#### INSTRUCTION
Write the data out again, exactly as given.

#### MATERIAL FOR THIS EXERCISE
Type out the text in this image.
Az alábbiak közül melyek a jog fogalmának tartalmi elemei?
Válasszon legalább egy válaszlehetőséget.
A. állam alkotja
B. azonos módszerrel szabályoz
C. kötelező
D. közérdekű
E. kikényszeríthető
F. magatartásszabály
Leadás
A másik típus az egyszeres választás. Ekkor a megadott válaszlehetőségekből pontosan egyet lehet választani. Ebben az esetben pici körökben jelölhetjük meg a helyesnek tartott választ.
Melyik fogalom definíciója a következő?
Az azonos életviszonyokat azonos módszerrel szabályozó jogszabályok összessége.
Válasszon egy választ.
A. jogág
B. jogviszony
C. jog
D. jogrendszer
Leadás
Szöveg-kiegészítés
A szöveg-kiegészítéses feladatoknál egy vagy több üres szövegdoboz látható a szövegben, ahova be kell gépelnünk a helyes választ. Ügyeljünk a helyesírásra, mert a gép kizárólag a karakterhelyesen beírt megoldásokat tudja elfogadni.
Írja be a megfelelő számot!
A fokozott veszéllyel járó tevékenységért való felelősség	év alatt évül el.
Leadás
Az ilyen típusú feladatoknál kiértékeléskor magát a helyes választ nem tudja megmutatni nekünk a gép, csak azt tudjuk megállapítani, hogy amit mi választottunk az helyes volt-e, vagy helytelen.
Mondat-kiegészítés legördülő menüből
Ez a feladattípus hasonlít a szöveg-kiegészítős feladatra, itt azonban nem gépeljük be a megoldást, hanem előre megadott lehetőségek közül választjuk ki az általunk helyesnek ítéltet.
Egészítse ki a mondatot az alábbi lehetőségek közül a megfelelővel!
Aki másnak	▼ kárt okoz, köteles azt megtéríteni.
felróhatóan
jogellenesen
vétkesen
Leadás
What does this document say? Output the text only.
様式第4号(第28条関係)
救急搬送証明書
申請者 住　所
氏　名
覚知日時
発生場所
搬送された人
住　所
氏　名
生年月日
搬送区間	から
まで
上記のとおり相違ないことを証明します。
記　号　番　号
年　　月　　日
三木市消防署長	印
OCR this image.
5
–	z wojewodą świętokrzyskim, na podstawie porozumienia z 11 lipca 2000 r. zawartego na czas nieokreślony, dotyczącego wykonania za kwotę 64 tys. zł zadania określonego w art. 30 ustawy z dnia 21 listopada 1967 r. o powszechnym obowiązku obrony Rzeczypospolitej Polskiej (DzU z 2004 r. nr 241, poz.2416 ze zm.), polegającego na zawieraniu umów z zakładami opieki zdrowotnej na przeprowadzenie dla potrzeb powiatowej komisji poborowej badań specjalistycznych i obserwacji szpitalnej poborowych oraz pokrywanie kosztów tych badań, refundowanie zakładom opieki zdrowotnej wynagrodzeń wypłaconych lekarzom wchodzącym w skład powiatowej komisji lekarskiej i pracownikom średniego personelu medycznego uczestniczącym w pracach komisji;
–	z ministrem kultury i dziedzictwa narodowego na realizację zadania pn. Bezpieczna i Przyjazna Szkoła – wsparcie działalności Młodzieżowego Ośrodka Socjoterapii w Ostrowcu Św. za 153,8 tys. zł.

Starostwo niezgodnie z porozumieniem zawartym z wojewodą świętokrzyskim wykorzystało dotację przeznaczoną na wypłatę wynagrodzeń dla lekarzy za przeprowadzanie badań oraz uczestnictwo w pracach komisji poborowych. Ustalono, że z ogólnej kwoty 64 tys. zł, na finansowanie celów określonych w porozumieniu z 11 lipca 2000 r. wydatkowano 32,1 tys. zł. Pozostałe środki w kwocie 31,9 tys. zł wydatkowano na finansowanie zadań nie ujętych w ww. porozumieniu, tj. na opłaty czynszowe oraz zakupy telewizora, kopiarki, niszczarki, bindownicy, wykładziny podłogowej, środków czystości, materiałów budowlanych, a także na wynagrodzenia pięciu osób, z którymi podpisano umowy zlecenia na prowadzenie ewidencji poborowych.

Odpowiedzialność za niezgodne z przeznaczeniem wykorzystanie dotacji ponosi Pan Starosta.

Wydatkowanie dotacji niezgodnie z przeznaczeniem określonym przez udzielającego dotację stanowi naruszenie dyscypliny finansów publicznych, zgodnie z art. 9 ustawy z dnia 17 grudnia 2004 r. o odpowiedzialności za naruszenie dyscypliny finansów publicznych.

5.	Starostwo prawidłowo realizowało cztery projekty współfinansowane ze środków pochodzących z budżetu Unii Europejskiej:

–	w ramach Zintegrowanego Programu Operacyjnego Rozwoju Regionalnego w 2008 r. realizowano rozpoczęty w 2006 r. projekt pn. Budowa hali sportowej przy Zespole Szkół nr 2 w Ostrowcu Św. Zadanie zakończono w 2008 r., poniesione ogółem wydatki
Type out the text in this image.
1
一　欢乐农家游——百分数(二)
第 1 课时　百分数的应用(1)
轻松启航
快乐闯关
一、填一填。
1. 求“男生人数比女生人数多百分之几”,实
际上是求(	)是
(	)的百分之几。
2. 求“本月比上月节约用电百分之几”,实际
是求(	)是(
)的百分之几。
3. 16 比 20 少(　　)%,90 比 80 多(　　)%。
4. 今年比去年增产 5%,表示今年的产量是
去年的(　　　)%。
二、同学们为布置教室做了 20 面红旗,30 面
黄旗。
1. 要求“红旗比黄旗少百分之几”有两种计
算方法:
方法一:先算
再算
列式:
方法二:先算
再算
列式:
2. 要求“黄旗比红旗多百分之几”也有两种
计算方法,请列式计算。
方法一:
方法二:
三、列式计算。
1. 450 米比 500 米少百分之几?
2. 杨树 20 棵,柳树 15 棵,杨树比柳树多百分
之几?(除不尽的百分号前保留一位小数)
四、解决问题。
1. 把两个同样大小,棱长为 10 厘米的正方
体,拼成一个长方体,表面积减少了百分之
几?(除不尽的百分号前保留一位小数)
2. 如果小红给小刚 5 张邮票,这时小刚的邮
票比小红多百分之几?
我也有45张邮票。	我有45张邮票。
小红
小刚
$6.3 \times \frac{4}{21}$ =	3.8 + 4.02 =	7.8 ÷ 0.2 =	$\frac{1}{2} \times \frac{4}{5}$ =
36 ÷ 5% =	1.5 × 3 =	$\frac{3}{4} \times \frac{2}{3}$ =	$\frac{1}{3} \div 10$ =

#### IN RESPONSE
Type out the text in this image.
Az alábbiak közül melyek a jog fogalmának tartalmi elemei?
Válasszon legalább egy válaszlehetőséget.
A. állam alkotja
B. azonos módszerrel szabályoz
C. kötelező
D. közérdekű
E. kikényszeríthető
F. magatartásszabály
Leadás
A másik típus az egyszeres választás. Ekkor a megadott válaszlehetőségekből pontosan egyet lehet választani. Ebben az esetben pici körökben jelölhetjük meg a helyesnek tartott választ.
Melyik fogalom definíciója a következő?
Az azonos életviszonyokat azonos módszerrel szabályozó jogszabályok összessége.
Válasszon egy választ.
A. jogág
B. jogviszony
C. jog
D. jogrendszer
Leadás
Szöveg-kiegészítés
A szöveg-kiegészítéses feladatoknál egy vagy több üres szövegdoboz látható a szövegben, ahova be kell gépelnünk a helyes választ. Ügyeljünk a helyesírásra, mert a gép kizárólag a karakterhelyesen beírt megoldásokat tudja elfogadni.
Írja be a megfelelő számot!
A fokozott veszéllyel járó tevékenységért való felelősség	év alatt évül el.
Leadás
Az ilyen típusú feladatoknál kiértékeléskor magát a helyes választ nem tudja megmutatni nekünk a gép, csak azt tudjuk megállapítani, hogy amit mi választottunk az helyes volt-e, vagy helytelen.
Mondat-kiegészítés legördülő menüből
Ez a feladattípus hasonlít a szöveg-kiegészítős feladatra, itt azonban nem gépeljük be a megoldást, hanem előre megadott lehetőségek közül választjuk ki az általunk helyesnek ítéltet.
Egészítse ki a mondatot az alábbi lehetőségek közül a megfelelővel!
Aki másnak	▼ kárt okoz, köteles azt megtéríteni.
felróhatóan
jogellenesen
vétkesen
Leadás
What does this document say? Output the text only.
様式第4号(第28条関係)
救急搬送証明書
申請者 住　所
氏　名
覚知日時
発生場所
搬送された人
住　所
氏　名
生年月日
搬送区間	から
まで
上記のとおり相違ないことを証明します。
記　号　番　号
年　　月　　日
三木市消防署長	印
OCR this image.
5
–	z wojewodą świętokrzyskim, na podstawie porozumienia z 11 lipca 2000 r. zawartego na czas nieokreślony, dotyczącego wykonania za kwotę 64 tys. zł zadania określonego w art. 30 ustawy z dnia 21 listopada 1967 r. o powszechnym obowiązku obrony Rzeczypospolitej Polskiej (DzU z 2004 r. nr 241, poz.2416 ze zm.), polegającego na zawieraniu umów z zakładami opieki zdrowotnej na przeprowadzenie dla potrzeb powiatowej komisji poborowej badań specjalistycznych i obserwacji szpitalnej poborowych oraz pokrywanie kosztów tych badań, refundowanie zakładom opieki zdrowotnej wynagrodzeń wypłaconych lekarzom wchodzącym w skład powiatowej komisji lekarskiej i pracownikom średniego personelu medycznego uczestniczącym w pracach komisji;
–	z ministrem kultury i dziedzictwa narodowego na realizację zadania pn. Bezpieczna i Przyjazna Szkoła – wsparcie działalności Młodzieżowego Ośrodka Socjoterapii w Ostrowcu Św. za 153,8 tys. zł.

Starostwo niezgodnie z porozumieniem zawartym z wojewodą świętokrzyskim wykorzystało dotację przeznaczoną na wypłatę wynagrodzeń dla lekarzy za przeprowadzanie badań oraz uczestnictwo w pracach komisji poborowych. Ustalono, że z ogólnej kwoty 64 tys. zł, na finansowanie celów określonych w porozumieniu z 11 lipca 2000 r. wydatkowano 32,1 tys. zł. Pozostałe środki w kwocie 31,9 tys. zł wydatkowano na finansowanie zadań nie ujętych w ww. porozumieniu, tj. na opłaty czynszowe oraz zakupy telewizora, kopiarki, niszczarki, bindownicy, wykładziny podłogowej, środków czystości, materiałów budowlanych, a także na wynagrodzenia pięciu osób, z którymi podpisano umowy zlecenia na prowadzenie ewidencji poborowych.

Odpowiedzialność za niezgodne z przeznaczeniem wykorzystanie dotacji ponosi Pan Starosta.

Wydatkowanie dotacji niezgodnie z przeznaczeniem określonym przez udzielającego dotację stanowi naruszenie dyscypliny finansów publicznych, zgodnie z art. 9 ustawy z dnia 17 grudnia 2004 r. o odpowiedzialności za naruszenie dyscypliny finansów publicznych.

5.	Starostwo prawidłowo realizowało cztery projekty współfinansowane ze środków pochodzących z budżetu Unii Europejskiej:

–	w ramach Zintegrowanego Programu Operacyjnego Rozwoju Regionalnego w 2008 r. realizowano rozpoczęty w 2006 r. projekt pn. Budowa hali sportowej przy Zespole Szkół nr 2 w Ostrowcu Św. Zadanie zakończono w 2008 r., poniesione ogółem wydatki
Type out the text in this image.
1
一　欢乐农家游——百分数(二)
第 1 课时　百分数的应用(1)
轻松启航
快乐闯关
一、填一填。
1. 求“男生人数比女生人数多百分之几”,实
际上是求(	)是
(	)的百分之几。
2. 求“本月比上月节约用电百分之几”,实际
是求(	)是(
)的百分之几。
3. 16 比 20 少(　　)%,90 比 80 多(　　)%。
4. 今年比去年增产 5%,表示今年的产量是
去年的(　　　)%。
二、同学们为布置教室做了 20 面红旗,30 面
黄旗。
1. 要求“红旗比黄旗少百分之几”有两种计
算方法:
方法一:先算
再算
列式:
方法二:先算
再算
列式:
2. 要求“黄旗比红旗多百分之几”也有两种
计算方法,请列式计算。
方法一:
方法二:
三、列式计算。
1. 450 米比 500 米少百分之几?
2. 杨树 20 棵,柳树 15 棵,杨树比柳树多百分
之几?(除不尽的百分号前保留一位小数)
四、解决问题。
1. 把两个同样大小,棱长为 10 厘米的正方
体,拼成一个长方体,表面积减少了百分之
几?(除不尽的百分号前保留一位小数)
2. 如果小红给小刚 5 张邮票,这时小刚的邮
票比小红多百分之几?
我也有45张邮票。	我有45张邮票。
小红
小刚
$6.3 \times \frac{4}{21}$ =	3.8 + 4.02 =	7.8 ÷ 0.2 =	$\frac{1}{2} \times \frac{4}{5}$ =
36 ÷ 5% =	1.5 × 3 =	$\frac{3}{4} \times \frac{2}{3}$ =	$\frac{1}{3} \div 10$ =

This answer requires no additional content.